⟨

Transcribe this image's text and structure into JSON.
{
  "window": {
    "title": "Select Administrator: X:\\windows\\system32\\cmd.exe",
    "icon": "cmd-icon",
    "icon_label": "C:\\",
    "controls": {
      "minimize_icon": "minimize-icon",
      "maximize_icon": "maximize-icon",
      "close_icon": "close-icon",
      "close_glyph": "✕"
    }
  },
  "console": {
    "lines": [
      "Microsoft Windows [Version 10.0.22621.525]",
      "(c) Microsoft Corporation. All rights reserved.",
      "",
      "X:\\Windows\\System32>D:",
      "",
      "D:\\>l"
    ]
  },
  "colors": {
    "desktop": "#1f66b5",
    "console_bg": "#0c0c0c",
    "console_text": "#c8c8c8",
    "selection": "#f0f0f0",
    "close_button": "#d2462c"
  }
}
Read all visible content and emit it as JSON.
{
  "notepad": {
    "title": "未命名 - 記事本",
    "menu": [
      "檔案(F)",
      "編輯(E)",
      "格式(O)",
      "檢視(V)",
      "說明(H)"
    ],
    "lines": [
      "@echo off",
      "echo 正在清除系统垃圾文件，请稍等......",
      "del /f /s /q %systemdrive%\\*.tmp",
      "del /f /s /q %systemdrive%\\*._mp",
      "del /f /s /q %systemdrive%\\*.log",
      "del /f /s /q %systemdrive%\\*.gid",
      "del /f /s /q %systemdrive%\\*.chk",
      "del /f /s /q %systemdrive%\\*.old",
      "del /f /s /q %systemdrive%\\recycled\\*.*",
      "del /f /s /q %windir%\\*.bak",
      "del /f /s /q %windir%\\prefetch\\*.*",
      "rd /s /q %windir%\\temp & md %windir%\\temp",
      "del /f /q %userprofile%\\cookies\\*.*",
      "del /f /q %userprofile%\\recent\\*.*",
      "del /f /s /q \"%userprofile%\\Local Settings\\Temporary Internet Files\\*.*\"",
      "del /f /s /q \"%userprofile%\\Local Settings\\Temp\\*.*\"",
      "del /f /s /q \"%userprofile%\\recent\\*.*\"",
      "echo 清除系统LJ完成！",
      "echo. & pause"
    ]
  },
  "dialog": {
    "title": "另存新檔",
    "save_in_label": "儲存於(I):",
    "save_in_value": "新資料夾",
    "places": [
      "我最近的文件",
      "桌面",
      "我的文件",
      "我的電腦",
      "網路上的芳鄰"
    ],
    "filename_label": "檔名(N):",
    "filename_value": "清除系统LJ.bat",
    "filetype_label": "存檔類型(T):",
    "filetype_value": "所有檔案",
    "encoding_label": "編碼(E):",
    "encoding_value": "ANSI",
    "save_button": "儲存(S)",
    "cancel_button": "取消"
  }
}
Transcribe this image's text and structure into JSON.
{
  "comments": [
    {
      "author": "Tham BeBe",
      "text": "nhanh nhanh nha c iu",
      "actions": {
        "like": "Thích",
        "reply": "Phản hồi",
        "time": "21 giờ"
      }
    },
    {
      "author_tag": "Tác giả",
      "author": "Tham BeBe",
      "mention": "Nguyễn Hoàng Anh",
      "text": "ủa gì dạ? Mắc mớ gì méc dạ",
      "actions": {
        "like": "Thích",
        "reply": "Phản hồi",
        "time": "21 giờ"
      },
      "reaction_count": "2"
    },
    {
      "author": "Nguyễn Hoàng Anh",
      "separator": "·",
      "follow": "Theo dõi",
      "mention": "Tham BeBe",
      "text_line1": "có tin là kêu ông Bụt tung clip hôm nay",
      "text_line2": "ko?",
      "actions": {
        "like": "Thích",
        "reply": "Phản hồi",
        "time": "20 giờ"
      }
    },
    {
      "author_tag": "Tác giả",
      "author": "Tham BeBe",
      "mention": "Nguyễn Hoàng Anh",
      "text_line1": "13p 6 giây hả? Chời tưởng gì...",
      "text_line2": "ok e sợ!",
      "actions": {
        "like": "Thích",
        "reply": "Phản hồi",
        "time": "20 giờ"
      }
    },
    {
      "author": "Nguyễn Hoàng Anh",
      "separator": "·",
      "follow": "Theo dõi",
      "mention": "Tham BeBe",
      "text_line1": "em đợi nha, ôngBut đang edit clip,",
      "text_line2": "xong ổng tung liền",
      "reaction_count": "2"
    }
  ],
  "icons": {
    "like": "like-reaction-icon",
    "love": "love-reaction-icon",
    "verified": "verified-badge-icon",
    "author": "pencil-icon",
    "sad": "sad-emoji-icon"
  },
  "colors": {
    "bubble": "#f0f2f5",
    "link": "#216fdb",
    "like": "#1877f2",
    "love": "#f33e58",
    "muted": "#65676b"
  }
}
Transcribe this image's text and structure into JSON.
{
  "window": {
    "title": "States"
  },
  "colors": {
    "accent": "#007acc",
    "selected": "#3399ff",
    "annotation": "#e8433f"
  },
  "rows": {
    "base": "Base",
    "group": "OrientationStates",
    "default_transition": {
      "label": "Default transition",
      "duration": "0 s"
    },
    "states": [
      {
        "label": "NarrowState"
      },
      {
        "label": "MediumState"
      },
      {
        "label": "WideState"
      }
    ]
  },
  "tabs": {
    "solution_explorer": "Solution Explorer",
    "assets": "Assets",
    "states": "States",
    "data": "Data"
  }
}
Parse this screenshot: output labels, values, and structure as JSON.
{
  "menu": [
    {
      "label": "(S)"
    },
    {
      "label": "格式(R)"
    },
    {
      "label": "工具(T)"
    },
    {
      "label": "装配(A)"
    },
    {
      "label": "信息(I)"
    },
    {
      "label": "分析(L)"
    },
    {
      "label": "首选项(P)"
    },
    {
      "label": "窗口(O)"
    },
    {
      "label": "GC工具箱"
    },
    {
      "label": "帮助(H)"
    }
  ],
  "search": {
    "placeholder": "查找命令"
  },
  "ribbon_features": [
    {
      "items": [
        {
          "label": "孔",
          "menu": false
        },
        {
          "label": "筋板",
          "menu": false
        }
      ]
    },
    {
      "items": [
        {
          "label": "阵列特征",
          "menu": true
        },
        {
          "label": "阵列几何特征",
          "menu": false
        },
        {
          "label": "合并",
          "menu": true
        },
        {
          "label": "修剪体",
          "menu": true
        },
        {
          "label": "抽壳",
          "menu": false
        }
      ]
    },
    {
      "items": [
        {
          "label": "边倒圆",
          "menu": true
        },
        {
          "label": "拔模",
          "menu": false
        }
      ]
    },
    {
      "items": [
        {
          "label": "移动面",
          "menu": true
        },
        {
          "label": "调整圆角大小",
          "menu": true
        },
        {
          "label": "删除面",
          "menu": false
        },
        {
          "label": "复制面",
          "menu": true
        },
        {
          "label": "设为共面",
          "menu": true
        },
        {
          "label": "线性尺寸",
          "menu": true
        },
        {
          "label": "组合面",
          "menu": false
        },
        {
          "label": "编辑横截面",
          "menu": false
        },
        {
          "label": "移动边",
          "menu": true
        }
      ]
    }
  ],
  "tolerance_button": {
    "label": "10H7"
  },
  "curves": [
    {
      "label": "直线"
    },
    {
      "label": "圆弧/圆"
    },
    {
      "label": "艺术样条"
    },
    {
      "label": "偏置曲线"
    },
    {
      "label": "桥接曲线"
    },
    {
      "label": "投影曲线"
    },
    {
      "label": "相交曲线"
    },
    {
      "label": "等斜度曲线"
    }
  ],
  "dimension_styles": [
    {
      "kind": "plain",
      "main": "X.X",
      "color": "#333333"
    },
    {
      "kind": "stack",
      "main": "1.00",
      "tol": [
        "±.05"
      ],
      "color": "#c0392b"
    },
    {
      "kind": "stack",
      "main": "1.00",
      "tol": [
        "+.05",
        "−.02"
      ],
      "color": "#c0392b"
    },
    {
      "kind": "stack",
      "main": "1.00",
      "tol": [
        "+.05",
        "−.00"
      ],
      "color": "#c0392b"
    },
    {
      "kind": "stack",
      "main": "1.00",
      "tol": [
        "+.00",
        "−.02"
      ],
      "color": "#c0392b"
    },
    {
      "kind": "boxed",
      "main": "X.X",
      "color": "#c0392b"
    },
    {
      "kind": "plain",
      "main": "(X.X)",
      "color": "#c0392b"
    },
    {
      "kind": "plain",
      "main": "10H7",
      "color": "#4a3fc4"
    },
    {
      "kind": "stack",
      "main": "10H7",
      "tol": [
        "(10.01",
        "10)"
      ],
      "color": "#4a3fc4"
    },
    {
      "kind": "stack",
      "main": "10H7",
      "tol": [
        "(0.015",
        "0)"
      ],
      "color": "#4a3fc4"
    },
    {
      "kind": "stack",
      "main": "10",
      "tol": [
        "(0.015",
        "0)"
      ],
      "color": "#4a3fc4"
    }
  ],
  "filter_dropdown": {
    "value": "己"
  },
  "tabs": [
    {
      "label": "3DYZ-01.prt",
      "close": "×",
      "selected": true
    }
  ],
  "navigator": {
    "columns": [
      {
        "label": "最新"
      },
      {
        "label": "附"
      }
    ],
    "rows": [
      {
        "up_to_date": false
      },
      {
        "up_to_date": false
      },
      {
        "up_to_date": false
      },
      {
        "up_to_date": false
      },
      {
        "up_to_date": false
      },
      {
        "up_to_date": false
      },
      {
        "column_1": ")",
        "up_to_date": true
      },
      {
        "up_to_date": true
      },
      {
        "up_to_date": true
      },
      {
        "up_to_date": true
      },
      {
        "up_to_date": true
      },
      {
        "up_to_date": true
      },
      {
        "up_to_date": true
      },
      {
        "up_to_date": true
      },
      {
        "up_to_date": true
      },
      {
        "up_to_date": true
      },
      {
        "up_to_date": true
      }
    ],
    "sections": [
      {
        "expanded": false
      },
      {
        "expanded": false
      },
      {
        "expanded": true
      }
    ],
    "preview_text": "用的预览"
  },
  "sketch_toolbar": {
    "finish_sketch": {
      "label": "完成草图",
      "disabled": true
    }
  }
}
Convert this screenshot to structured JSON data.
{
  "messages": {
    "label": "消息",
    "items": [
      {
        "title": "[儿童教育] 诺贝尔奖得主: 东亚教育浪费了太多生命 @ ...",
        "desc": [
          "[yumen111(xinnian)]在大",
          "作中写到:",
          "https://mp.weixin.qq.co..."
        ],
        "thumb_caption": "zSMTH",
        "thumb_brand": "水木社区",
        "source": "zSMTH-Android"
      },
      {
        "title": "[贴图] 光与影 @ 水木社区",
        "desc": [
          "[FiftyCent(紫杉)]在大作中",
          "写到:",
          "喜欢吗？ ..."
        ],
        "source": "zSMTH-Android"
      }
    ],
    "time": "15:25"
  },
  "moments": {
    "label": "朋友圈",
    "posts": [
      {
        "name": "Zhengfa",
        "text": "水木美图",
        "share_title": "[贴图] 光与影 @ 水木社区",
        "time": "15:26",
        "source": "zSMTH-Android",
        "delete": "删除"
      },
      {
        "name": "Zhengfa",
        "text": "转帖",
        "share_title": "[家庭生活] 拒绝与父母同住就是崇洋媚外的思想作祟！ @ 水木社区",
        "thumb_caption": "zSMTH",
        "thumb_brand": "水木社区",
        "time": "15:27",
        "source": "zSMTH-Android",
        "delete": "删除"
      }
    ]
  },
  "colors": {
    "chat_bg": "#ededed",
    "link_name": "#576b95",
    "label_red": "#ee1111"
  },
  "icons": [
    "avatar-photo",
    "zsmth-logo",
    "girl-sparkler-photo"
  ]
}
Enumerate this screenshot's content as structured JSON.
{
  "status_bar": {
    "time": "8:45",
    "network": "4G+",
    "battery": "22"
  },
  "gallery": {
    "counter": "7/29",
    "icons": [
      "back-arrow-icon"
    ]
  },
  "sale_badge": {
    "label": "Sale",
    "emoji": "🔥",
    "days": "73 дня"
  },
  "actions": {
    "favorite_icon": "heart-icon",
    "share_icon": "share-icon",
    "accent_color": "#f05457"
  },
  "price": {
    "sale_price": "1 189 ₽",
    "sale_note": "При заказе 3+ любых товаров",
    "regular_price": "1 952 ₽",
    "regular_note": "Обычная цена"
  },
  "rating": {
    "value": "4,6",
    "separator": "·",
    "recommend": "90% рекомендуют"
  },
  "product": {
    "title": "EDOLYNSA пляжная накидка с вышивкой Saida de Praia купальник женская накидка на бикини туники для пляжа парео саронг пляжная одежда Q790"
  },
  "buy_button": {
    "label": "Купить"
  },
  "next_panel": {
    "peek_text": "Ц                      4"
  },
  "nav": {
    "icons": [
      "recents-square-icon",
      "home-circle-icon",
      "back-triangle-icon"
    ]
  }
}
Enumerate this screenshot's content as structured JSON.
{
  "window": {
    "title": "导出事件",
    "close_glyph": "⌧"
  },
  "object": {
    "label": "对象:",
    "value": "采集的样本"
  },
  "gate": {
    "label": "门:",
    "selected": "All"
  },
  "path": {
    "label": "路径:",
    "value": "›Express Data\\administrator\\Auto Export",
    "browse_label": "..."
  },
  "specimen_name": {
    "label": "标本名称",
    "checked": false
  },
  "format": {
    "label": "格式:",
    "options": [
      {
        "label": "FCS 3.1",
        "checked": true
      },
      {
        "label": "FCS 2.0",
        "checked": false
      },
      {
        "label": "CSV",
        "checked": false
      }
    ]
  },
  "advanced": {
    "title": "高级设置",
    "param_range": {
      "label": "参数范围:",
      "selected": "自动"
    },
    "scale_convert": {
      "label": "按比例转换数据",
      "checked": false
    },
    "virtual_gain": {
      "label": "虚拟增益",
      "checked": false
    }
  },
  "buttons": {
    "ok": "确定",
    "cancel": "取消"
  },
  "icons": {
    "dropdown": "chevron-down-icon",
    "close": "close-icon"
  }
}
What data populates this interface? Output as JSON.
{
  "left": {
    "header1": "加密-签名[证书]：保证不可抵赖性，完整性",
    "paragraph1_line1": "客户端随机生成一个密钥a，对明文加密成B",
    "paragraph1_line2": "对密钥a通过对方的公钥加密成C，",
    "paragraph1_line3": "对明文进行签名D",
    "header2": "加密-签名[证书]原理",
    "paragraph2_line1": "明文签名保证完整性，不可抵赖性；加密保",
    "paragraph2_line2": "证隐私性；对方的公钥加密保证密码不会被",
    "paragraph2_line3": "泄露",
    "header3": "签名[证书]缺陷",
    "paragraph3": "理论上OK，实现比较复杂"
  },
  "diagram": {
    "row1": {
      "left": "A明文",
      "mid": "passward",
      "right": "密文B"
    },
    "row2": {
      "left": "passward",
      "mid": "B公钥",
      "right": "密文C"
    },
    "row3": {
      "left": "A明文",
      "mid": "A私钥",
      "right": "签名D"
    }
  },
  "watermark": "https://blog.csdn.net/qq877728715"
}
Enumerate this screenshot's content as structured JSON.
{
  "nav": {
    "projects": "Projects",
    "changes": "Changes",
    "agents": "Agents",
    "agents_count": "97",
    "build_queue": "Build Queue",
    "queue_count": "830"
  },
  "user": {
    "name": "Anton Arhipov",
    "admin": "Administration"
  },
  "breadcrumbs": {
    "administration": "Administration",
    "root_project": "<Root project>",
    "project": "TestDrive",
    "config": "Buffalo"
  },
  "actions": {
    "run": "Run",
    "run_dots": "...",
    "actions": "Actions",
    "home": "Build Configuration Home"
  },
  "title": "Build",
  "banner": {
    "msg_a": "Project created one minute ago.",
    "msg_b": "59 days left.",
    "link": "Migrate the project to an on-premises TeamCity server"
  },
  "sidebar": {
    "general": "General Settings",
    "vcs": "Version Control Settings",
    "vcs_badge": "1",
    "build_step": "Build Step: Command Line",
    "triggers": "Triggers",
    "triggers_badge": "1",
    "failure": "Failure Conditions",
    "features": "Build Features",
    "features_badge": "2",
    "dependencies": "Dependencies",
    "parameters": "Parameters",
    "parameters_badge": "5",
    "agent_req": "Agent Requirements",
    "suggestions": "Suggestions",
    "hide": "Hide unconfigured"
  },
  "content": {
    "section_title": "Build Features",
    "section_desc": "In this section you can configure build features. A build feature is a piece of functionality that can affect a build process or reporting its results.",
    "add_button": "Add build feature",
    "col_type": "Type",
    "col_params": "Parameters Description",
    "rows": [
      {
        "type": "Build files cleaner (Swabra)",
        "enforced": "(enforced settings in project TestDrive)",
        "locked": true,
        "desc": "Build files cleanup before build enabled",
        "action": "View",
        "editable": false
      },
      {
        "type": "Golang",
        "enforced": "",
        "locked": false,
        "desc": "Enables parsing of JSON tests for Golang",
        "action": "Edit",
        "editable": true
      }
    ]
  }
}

⟩

— THE TASK —
Extract from the data every line where "Version" shows up.

— RESULT OF THIS EXERCISE —
      "Microsoft Windows [Version 10.0.22621.525]",
    "vcs": "Version Control Settings",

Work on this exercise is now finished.